-- start of RECORD EXCERPTS --

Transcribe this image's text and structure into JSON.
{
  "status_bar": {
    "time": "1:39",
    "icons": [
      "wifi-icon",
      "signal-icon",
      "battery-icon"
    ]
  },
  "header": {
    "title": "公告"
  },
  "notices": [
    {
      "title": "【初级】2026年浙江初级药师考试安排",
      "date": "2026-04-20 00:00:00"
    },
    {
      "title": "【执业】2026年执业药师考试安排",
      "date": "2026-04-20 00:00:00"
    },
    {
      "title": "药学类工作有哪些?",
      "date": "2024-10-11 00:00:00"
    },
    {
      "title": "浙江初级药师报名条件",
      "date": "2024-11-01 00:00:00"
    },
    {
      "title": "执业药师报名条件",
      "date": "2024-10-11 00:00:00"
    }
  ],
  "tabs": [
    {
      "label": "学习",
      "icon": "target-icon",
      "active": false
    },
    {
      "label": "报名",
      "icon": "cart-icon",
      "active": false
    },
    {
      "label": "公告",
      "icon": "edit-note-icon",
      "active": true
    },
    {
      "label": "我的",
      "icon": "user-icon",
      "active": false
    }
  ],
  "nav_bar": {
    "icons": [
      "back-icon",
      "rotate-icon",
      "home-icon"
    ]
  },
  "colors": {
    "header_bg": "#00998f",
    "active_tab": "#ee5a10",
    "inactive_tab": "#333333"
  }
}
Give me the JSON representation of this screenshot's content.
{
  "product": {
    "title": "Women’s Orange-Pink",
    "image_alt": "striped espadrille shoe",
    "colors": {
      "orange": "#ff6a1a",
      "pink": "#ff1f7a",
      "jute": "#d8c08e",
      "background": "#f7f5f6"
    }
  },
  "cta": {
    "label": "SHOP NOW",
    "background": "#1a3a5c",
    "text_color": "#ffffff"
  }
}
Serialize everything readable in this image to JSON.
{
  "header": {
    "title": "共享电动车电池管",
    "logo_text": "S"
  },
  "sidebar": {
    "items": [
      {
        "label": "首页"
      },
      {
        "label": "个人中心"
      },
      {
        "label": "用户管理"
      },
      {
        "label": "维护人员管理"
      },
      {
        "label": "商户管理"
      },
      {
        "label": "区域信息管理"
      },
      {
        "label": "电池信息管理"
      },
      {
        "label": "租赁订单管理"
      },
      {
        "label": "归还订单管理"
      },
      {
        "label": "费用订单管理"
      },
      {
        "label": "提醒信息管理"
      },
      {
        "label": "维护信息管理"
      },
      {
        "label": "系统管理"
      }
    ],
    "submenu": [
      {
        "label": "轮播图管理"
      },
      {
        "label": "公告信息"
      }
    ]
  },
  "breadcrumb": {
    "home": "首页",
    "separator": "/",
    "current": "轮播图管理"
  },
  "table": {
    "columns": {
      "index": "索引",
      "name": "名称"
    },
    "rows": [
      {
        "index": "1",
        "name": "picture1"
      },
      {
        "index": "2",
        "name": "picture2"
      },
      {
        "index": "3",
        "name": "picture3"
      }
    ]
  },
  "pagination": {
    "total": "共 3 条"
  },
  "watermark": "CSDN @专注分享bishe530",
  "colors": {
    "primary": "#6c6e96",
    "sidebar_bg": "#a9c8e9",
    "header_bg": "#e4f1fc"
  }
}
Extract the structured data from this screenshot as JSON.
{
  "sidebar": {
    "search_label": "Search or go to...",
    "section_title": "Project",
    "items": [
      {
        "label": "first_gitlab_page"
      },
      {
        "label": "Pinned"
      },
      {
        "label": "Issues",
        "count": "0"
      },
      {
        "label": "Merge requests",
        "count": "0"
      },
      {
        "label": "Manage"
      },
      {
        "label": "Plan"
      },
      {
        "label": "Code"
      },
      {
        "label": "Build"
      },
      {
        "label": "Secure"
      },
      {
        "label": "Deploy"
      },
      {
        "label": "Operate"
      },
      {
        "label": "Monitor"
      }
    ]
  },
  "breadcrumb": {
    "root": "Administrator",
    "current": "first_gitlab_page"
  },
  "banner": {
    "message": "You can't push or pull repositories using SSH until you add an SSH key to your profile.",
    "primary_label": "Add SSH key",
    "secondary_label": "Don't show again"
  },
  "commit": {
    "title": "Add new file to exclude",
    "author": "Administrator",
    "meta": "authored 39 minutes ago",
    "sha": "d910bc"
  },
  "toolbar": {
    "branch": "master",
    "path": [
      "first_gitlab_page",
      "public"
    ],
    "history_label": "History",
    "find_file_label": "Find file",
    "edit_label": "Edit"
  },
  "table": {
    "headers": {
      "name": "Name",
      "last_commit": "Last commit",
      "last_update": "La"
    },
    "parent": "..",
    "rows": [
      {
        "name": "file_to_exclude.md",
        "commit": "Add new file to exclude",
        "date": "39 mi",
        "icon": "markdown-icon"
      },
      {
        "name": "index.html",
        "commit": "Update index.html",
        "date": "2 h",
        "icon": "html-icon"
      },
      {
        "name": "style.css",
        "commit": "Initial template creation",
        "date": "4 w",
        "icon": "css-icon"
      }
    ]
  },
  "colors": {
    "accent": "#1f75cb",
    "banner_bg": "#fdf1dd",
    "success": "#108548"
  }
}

-- end of RECORD EXCERPTS --

● **THE REQUEST**: What is the number of lines in the records that contain the string "commit"? Give only that number.

● **OUTPUT OF THE EXERCISE**: 5